> [EXTRACTED TEXT]
Hard-science passages (law-of-nature, biology, geology, physics) tend to run heavy on local detail questions and relatively light on inference. The author is usually explaining a mechanism, and the questions test whether you understood the mechanism. Expect 6 to 7 local questions, 1 to 2 inference questions, and 1 to 2 global questions. The danger here is retention. The detail is genuinely hard to remember, so the questions reward a strong passage map more than raw reading speed.
Social-science passages (economics, sociology, political science, history) are the most balanced. Expect 3 to 4 global, 3 to 4 local, and 2 to 3 inference questions. The author is usually advancing a claim about a pattern, and the global questions test whether you can name the pattern. This is the archetype where the first-sentence contract pays off most, because the claim is almost always stated up front.
Humanities and law-related passages (legal theory, philosophy, literary criticism) lean heavily on inference. Expect 4 to 5 inference questions, 2 to 3 global, and 2 to 3 local. The author is doing conceptual work: defining a term, drawing a distinction, or arguing that two concepts are not the same. Inference questions on these passages test whether you can extend the author's distinction to a new case, which is a different skill from recognising a pattern.
Comparative reading pairs (two shorter passages on a shared topic) shift the question distribution sharply. Expect 4 to 5 questions that ask you to compare the two authors, 1 to 2 questions on each passage individually, and 1 to 2 on the relationship between them. The pacing budget for a comparative pair is tight: roughly 3 minutes 30 seconds for each short passage, leaving 1 minute 45 seconds for the comparison questions. Candidates who try to read comparative passages at the same depth as the three long passages run out of time on question 22 and start guessing.

> [DATA SECTION]

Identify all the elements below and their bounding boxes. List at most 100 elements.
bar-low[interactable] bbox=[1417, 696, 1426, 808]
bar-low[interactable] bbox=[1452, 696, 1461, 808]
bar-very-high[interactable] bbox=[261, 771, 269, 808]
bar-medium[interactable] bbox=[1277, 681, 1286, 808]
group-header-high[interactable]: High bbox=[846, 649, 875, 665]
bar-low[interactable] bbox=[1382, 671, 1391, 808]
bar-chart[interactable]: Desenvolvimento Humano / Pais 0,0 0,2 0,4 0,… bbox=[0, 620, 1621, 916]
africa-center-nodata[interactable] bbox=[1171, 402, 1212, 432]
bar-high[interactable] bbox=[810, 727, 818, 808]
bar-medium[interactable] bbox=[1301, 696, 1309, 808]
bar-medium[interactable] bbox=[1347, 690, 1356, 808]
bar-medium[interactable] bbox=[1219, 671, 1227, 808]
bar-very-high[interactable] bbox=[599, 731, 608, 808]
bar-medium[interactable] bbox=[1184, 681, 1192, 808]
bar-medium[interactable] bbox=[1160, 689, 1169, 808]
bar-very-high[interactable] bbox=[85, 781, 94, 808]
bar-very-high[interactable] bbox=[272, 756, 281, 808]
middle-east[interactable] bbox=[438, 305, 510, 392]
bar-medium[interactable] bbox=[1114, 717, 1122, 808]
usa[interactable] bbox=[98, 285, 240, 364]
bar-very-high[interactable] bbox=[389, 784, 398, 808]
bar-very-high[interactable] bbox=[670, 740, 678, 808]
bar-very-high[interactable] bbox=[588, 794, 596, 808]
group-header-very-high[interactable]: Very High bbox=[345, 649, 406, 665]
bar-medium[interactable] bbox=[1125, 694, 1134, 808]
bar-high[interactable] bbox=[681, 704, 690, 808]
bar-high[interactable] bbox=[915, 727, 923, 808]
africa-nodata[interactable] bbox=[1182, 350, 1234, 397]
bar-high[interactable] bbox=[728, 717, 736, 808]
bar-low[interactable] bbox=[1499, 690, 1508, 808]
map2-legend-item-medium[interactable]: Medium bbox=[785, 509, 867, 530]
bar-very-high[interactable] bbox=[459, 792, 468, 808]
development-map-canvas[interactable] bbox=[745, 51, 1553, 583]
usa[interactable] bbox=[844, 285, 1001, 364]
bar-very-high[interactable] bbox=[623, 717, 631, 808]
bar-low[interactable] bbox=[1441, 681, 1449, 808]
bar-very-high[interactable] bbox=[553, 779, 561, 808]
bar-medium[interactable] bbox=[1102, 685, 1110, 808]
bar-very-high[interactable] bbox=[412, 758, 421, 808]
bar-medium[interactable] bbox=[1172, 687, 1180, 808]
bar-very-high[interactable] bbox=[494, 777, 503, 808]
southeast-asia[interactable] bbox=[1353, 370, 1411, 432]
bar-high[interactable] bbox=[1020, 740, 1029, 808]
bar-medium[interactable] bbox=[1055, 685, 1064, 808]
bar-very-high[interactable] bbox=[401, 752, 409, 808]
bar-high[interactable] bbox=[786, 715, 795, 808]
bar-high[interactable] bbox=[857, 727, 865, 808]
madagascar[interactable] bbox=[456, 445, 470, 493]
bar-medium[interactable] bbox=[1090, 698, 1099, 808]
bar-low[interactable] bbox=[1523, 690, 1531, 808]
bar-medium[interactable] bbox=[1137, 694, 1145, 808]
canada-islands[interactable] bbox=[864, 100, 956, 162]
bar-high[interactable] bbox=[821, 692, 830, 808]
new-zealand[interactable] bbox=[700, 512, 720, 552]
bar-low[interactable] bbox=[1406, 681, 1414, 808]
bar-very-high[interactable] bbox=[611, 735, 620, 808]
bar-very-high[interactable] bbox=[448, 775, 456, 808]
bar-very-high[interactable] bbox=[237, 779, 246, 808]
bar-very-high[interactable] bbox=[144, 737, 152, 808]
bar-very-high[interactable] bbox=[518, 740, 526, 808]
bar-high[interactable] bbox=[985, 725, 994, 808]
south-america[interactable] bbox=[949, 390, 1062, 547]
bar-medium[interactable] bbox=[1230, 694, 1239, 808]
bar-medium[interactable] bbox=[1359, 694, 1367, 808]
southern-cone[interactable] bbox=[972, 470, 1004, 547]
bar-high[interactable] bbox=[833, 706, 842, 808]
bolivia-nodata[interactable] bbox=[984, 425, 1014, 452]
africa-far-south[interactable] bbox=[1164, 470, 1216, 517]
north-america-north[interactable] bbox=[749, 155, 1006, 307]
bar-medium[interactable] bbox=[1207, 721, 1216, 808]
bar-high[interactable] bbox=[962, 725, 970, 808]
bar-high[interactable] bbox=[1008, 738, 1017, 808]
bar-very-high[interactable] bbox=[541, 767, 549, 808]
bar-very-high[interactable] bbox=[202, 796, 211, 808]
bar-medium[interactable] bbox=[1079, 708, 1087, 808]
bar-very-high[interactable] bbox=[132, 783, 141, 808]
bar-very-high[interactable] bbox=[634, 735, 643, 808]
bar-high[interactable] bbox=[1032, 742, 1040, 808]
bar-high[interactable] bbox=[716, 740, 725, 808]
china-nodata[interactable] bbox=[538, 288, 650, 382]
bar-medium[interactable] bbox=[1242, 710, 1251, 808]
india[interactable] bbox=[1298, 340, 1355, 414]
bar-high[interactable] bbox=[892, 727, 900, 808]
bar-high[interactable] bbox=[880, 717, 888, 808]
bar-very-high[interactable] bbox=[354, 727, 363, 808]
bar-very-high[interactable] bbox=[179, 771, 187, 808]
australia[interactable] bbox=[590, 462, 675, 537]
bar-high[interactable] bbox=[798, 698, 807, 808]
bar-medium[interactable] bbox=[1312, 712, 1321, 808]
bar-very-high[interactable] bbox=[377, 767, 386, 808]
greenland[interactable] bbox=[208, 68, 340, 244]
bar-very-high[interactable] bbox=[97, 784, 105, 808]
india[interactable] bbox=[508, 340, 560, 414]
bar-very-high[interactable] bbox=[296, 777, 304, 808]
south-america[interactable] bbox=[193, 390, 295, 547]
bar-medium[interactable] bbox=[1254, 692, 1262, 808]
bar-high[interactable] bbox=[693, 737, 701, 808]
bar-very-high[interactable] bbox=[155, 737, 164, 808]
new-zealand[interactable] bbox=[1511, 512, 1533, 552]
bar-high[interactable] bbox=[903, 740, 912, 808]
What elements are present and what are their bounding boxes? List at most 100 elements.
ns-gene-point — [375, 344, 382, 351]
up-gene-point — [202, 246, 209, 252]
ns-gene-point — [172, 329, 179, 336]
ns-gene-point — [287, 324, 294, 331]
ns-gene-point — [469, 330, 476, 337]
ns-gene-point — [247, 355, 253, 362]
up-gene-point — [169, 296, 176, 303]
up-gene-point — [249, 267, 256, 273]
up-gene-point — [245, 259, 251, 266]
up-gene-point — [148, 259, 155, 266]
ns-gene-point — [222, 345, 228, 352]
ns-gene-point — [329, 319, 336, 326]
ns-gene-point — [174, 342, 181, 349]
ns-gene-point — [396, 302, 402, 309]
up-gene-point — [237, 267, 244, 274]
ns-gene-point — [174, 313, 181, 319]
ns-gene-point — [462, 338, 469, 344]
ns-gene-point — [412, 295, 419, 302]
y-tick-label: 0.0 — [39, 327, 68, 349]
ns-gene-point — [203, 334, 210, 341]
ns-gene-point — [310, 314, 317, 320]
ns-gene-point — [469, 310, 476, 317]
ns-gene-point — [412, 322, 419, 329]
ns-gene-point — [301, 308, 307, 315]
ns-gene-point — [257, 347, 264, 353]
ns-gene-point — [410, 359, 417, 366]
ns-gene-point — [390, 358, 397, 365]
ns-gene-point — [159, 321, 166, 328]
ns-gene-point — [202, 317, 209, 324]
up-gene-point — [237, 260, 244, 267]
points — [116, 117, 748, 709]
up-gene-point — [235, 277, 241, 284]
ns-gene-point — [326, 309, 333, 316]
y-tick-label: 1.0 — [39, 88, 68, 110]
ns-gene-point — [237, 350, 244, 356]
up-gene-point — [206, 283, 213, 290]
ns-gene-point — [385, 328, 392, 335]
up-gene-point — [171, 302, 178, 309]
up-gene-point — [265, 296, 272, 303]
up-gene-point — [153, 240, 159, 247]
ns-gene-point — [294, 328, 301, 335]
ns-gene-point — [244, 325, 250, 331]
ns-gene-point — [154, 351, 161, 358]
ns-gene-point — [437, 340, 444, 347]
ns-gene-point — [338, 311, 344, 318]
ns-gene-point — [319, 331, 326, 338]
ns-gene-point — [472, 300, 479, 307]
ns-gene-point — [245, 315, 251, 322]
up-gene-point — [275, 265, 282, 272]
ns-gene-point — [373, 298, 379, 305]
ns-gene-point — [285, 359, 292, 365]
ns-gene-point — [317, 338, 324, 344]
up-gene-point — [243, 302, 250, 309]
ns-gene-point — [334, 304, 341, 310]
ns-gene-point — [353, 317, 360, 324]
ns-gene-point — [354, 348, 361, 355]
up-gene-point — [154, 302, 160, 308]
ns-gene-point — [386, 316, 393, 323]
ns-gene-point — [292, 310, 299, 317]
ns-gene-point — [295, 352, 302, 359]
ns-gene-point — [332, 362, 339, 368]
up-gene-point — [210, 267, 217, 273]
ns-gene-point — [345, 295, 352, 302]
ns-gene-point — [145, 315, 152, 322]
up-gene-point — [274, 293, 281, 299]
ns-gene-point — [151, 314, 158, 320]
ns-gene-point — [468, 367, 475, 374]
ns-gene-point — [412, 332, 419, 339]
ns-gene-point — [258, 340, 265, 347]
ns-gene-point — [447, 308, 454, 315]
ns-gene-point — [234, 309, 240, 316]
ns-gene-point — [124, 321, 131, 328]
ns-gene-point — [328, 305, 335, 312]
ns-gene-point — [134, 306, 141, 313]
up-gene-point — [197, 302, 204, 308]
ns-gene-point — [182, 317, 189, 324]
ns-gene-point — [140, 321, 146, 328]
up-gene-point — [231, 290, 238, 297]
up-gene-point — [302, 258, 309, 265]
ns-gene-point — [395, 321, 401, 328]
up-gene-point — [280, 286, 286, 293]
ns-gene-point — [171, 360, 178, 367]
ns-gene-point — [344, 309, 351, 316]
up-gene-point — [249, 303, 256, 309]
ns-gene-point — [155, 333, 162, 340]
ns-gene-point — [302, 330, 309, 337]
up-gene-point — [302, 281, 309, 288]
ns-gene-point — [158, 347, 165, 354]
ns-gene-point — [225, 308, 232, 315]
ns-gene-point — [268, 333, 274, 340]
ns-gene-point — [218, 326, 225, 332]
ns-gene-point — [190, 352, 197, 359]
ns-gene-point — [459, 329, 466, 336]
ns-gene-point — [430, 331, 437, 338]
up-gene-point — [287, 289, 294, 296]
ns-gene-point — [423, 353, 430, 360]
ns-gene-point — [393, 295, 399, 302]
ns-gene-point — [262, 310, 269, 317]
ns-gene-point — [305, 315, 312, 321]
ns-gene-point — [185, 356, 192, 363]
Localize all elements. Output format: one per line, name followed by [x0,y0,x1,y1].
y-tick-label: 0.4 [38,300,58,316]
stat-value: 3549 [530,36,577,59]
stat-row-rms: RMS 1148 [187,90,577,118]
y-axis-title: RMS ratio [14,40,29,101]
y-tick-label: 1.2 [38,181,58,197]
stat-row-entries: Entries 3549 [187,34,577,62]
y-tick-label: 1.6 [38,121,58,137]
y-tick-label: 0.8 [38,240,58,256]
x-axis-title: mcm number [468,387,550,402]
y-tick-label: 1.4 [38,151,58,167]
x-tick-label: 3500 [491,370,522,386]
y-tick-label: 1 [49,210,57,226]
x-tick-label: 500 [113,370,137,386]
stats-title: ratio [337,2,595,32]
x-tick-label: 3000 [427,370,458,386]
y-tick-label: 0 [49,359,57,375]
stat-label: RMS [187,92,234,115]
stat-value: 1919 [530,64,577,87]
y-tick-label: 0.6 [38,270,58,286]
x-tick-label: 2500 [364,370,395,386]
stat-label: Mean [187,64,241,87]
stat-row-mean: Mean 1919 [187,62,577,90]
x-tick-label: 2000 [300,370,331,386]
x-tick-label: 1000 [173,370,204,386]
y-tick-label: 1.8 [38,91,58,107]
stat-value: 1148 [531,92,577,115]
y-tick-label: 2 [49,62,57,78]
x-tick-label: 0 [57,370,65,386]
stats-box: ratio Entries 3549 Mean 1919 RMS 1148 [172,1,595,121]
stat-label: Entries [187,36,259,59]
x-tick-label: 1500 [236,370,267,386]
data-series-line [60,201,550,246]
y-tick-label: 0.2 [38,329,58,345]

> [TO DO]
**1)** Answer these from the text on passage types:
(a) How many local questions should you expect on a hard-science passage?
(b) How many inference questions should you expect on a humanities or law-related passage?
(c) About how much time does the pacing budget give each short passage in a comparative pair?
**2)** Carry on the text on passage types from its last sentence.
The items aren't used for any of this.

> [ANSWERS TO THE TASKS]
**1)**
(a) 6 to 7
(b) 4 to 5
(c) Roughly 3 minutes 30 seconds

**2)**
| Archetype | Typical question mix | Dominant question family | Time budget |
|---|---|---|---|
| Hard science | 6–7 local, 1–2 inference, 1–2 global | Local detail | 8:45 |
| Social science | 3–4 global, 3–4 local, 2–3 inference | Global thesis | 8:45 |
| Humanities / law | 4–5 inference, 2–3 global, 2–3 local | Inference extension | 8:45 |
| Comparative pair | 4–5 comparison, 1–2 each passage, 1–2 relationship | Cross-author | 3:30 + 3:30 + 1:45 |
The table is a planning tool, not a rule. Real passages blend archetypes, and a social-science passage can carry 3 inference questions. But the mix tells you where to spend your second-pass time. If you are sitting on a hard-science passage with 7 local questions, do not waste 90 seconds hunting for a thesis in paragraph 4. The thesis was probably stated in paragraph 1 and the rest is mechanism.
The global-reference trap and why it is invisible until question 8
Here is the trap that costs most candidates 3 to 5 questions per section. LSAT global questions do not ask what the passage is about. They ask what the passage is about relative to the question stem. The reference point is the stem, not the passage, and that inversion breaks candidates who trained themselves to read the passage first and then find the answer.
Consider a passage about whether judicial review is a democratic check or an anti-democratic power. The global question is not 'What is this passage about?' It is 'Which one of the following most accurately describes the passage?' The wrong answers are about judicial review. The right answer is the answer that captures the author's specific claim about judicial review, which is a much narrower description. Candidates who skim the passage and pick the answer that mentions judicial review will be wrong, because three of the four answers mention judicial review. Only one describes the author's actual position.